▸ **Passage**:
◇ ◇ ◇ ◇ ◇

# Mrs. Butterworth Bottles - Value



## Jhebel

I have a collection of 10 Mrs. Butterworth's bottles that I have acquired.  Attached are the three variations that I have - the two different label designs and the label less.  I paid a grand total of $3 for them all at a yard sale, and I was wondering if anyone had any idea what they are worth, because I certainly do not.


----------



## RED Matthews

Well Jebel  I worked on a lot of those mold making models, because Thatcher Glass was a big supplier..  We had a hell of a time satisfying the customer with the face and details that would make them happy.  No doubt, there sh0ulld be some evidence of Thatcher Glass on the bottom or around the heal. I I ave four or five of them up north.  I was an application engineer in the companies Central Mold at Elmira NY.    Please check the embossing - and let me know what you find.  I doubt that they have much value, but they were a SoB to satisfy the management.   We made a few thousand of them, I am sure.  I don't remember which plants made them, the embossing should tell.  Streator Illiinois was one, Elmire NY another.  I don't remember where else.   In todays bottle world they are figural - but they are also ABM products.  They were made on the Hartford I-S machine = and run double gob - if I remember right.  After I left Thatchers, I traveled the world selling special metal castings for all kinds of glass making.   RED Matthews


----------



## sunrunner

as red said not worth any more then you paid.


----------



## Jhebel

The bottles say that they were made by the Lever Brothers Company, in NY, NY.  There is also a coupon on one of the bottles that reads:Bonus Gifts -VALUE: Worth 5 trading stamps (of 9/10 cent) when redeemed as part of a full BONUS GIFTS order. Does not reduce product's retail price.CONDITIONS: Redemptions limited by local law (e.g. only cash in Wash., Wis., Wyo.).  Void where prohibited (e.g. Kans.).  Expires Dec. 31, 1976. BONUS GIFTS, INC., 1972 DANBURY CT. 06810. I don't know if this is the information that you need.

◇ ◇ ◇ ◇ ◇

▸ **Data block**:
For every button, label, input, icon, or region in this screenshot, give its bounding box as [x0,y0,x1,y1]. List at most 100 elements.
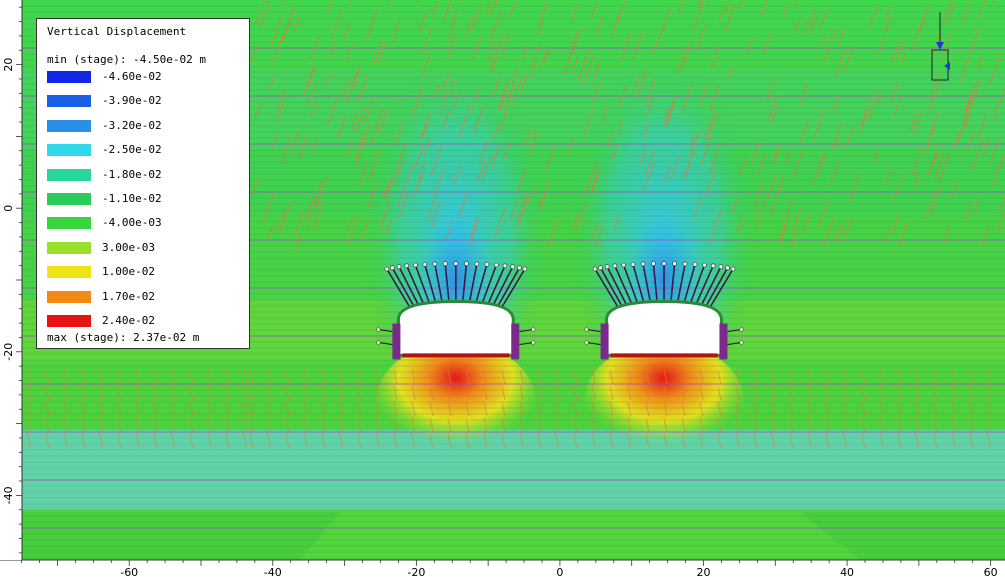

◇ ◇ ◇ ◇ ◇

▸ **The task**:
Reproduce the forum thread about the value of Mrs. Butterworth bottles in full, with every word and character as it appears.

▸ **Output**:
# Mrs. Butterworth Bottles - Value



## Jhebel

I have a collection of 10 Mrs. Butterworth's bottles that I have acquired.  Attached are the three variations that I have - the two different label designs and the label less.  I paid a grand total of $3 for them all at a yard sale, and I was wondering if anyone had any idea what they are worth, because I certainly do not.


----------



## RED Matthews

Well Jebel  I worked on a lot of those mold making models, because Thatcher Glass was a big supplier..  We had a hell of a time satisfying the customer with the face and details that would make them happy.  No doubt, there sh0ulld be some evidence of Thatcher Glass on the bottom or around the heal. I I ave four or five of them up north.  I was an application engineer in the companies Central Mold at Elmira NY.    Please check the embossing - and let me know what you find.  I doubt that they have much value, but they were a SoB to satisfy the management.   We made a few thousand of them, I am sure.  I don't remember which plants made them, the embossing should tell.  Streator Illiinois was one, Elmire NY another.  I don't remember where else.   In todays bottle world they are figural - but they are also ABM products.  They were made on the Hartford I-S machine = and run double gob - if I remember right.  After I left Thatchers, I traveled the world selling special metal castings for all kinds of glass making.   RED Matthews


----------



## sunrunner

as red said not worth any more then you paid.


----------



## Jhebel

The bottles say that they were made by the Lever Brothers Company, in NY, NY.  There is also a coupon on one of the bottles that reads:Bonus Gifts -VALUE: Worth 5 trading stamps (of 9/10 cent) when redeemed as part of a full BONUS GIFTS order. Does not reduce product's retail price.CONDITIONS: Redemptions limited by local law (e.g. only cash in Wash., Wis., Wyo.).  Void where prohibited (e.g. Kans.).  Expires Dec. 31, 1976. BONUS GIFTS, INC., 1972 DANBURY CT. 06810. I don't know if this is the information that you need.